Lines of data

|---|

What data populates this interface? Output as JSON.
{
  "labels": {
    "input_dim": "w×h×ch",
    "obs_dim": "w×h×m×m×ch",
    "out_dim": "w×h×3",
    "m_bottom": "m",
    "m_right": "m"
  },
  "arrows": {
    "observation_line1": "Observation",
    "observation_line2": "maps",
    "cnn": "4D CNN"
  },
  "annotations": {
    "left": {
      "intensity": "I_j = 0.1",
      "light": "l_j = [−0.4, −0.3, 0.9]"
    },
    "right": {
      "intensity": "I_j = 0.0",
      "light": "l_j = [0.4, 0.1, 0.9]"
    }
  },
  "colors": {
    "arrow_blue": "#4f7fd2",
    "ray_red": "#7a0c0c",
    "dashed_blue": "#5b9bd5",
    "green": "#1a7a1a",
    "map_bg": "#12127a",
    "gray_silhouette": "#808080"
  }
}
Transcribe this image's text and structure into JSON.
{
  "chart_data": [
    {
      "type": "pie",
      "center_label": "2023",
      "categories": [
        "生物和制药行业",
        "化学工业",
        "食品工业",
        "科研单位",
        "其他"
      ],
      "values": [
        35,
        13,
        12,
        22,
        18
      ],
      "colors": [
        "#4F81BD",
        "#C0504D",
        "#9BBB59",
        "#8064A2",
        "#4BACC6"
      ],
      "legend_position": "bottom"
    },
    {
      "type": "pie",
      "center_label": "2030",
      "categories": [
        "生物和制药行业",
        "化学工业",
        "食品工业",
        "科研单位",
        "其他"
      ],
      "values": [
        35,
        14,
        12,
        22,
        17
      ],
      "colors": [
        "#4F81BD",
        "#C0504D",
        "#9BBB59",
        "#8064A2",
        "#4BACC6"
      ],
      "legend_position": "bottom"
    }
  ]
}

|---|

Copy every line in the records above that contains the word "JSON".

What data populates this interface? Output as JSON.
Transcribe this image's text and structure into JSON.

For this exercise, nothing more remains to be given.